_Problem description_
Collect all lines from the listing that include the string "philosophy".

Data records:
****************

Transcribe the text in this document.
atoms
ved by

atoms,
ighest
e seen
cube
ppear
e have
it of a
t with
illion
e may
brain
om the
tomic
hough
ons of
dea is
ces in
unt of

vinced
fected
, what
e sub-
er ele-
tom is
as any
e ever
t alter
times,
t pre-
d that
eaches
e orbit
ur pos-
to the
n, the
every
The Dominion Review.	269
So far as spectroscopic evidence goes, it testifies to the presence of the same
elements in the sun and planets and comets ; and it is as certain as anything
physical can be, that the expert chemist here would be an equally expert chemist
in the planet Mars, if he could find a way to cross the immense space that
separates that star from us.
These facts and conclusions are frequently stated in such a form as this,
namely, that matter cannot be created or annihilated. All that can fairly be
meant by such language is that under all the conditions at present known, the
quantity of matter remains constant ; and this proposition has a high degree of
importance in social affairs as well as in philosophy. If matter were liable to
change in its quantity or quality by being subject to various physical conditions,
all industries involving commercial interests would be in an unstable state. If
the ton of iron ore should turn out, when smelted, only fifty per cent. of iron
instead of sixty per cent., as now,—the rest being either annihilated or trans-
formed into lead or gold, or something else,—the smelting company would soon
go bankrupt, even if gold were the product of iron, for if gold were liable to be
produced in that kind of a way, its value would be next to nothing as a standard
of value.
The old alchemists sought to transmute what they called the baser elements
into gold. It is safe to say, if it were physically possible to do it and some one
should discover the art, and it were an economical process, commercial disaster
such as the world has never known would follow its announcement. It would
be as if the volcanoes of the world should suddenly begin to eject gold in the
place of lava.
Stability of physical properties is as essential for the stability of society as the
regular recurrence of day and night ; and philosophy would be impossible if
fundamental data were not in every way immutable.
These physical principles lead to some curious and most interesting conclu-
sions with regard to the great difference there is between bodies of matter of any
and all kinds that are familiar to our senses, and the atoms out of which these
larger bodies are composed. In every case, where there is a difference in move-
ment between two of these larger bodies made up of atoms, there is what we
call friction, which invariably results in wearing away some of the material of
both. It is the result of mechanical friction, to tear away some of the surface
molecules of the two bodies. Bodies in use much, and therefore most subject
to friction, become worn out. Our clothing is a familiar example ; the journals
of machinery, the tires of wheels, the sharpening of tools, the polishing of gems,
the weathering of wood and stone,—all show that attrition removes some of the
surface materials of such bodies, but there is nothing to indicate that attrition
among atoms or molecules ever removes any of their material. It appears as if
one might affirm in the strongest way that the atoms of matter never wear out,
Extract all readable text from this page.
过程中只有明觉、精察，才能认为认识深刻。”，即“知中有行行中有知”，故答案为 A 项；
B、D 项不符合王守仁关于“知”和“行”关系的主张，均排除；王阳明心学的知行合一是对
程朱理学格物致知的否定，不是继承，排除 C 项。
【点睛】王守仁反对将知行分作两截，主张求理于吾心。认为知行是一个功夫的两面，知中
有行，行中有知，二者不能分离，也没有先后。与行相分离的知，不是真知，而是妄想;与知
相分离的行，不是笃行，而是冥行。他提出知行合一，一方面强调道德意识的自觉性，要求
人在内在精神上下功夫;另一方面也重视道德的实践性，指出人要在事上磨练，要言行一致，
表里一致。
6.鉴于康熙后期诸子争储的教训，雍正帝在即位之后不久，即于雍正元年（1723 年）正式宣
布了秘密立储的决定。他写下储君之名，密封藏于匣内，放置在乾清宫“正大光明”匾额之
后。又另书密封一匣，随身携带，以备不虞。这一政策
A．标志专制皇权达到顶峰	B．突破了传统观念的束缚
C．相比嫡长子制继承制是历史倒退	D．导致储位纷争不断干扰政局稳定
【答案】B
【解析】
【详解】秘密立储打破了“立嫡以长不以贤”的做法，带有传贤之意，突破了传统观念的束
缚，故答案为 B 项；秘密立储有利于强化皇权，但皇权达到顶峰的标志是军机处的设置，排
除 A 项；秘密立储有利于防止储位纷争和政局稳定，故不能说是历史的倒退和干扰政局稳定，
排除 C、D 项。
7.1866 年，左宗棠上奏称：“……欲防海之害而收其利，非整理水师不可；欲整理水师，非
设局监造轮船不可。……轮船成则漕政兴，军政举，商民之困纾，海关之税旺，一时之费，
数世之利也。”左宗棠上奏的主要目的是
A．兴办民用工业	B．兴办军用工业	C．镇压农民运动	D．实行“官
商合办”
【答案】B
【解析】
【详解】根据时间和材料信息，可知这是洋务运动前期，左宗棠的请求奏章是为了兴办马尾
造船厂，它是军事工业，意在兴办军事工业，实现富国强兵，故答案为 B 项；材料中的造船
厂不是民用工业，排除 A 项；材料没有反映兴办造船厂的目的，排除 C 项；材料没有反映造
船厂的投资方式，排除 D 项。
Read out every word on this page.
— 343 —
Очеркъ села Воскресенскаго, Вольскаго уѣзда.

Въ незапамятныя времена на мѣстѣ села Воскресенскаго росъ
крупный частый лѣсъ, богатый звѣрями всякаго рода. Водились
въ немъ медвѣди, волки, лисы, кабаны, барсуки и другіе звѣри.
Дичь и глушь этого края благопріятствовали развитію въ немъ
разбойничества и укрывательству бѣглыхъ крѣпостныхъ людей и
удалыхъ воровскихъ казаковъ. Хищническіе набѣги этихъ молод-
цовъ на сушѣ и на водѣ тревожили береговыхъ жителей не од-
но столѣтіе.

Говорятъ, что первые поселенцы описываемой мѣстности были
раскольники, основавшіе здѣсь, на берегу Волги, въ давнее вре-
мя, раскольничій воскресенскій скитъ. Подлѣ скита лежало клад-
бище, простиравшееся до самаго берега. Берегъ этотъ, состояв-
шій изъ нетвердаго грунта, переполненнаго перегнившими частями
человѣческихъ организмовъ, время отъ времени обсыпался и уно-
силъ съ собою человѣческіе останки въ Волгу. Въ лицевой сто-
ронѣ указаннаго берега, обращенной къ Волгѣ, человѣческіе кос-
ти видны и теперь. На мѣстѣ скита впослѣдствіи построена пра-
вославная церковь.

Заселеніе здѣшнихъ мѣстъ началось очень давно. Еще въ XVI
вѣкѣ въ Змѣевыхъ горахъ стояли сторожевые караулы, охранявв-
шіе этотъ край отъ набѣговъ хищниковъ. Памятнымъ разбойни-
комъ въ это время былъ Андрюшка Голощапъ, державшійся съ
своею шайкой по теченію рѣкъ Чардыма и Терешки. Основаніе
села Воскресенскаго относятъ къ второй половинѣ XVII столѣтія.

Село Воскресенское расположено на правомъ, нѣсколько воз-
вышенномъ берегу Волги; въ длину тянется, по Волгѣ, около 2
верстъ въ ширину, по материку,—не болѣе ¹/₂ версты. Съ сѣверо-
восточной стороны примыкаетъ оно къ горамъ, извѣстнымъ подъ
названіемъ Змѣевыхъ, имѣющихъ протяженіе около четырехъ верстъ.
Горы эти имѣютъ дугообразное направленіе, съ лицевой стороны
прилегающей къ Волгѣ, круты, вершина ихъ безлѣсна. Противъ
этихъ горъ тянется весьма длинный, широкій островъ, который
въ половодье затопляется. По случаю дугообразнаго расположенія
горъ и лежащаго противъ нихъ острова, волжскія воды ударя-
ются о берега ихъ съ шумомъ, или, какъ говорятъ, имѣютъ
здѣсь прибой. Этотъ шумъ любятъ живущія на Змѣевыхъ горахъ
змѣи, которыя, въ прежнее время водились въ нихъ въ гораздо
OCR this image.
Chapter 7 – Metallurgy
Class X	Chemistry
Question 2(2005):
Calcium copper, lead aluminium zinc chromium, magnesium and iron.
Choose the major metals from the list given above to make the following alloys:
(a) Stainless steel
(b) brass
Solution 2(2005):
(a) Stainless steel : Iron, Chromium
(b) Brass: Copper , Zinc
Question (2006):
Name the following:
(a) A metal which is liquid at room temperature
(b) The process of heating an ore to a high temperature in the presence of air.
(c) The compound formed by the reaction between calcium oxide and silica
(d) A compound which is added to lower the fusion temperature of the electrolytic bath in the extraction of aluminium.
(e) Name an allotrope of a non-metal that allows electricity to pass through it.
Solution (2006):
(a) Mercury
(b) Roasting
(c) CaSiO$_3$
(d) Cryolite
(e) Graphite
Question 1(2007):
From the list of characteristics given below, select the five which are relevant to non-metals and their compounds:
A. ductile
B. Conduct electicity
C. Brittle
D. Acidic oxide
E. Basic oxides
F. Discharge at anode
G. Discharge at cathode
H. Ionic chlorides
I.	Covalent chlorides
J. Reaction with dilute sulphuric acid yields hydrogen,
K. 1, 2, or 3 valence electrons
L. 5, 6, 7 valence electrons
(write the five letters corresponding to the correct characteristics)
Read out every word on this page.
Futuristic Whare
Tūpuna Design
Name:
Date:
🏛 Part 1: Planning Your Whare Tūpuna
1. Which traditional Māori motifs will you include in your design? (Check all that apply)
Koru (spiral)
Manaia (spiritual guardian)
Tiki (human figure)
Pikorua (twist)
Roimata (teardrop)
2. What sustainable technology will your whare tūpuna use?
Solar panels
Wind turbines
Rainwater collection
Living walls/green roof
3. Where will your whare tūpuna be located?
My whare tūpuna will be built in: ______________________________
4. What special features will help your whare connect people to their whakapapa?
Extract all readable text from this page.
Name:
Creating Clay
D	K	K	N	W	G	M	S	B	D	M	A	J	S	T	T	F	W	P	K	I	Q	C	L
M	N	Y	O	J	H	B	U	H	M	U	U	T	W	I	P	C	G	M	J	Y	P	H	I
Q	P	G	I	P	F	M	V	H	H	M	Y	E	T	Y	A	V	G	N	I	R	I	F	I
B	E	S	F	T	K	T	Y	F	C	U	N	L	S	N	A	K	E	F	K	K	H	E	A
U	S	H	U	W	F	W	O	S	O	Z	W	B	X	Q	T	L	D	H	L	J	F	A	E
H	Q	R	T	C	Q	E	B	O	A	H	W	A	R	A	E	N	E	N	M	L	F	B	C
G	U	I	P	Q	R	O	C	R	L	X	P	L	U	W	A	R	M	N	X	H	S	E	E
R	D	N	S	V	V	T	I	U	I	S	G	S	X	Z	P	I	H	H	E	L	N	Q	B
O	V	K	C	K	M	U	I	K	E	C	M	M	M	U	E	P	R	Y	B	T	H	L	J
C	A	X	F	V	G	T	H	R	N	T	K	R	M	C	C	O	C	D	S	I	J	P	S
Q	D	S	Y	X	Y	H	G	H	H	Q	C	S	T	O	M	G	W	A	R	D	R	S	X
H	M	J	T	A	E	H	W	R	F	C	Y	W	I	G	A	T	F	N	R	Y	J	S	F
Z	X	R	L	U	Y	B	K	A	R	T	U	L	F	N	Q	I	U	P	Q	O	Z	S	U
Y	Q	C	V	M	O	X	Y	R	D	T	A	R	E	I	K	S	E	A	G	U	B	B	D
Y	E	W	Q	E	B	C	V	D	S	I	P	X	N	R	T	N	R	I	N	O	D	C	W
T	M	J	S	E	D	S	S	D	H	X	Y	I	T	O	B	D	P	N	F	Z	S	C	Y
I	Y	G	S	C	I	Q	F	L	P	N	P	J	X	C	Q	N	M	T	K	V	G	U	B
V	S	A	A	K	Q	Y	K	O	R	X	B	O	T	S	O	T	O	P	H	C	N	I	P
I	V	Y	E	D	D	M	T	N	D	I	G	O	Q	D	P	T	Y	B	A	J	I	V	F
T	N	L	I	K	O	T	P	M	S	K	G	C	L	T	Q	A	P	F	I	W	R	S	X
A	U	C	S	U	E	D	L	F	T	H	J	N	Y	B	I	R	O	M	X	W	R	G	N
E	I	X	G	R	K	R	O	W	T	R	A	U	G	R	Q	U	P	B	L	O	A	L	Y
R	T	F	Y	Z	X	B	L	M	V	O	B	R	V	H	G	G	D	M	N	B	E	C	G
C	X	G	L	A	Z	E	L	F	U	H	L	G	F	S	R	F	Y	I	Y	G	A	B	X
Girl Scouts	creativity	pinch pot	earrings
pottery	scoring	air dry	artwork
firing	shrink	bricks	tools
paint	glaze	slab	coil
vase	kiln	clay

****************

_The output_
importance in social affairs as well as in philosophy. If matter were liable to
regular recurrence of day and night ; and philosophy would be impossible if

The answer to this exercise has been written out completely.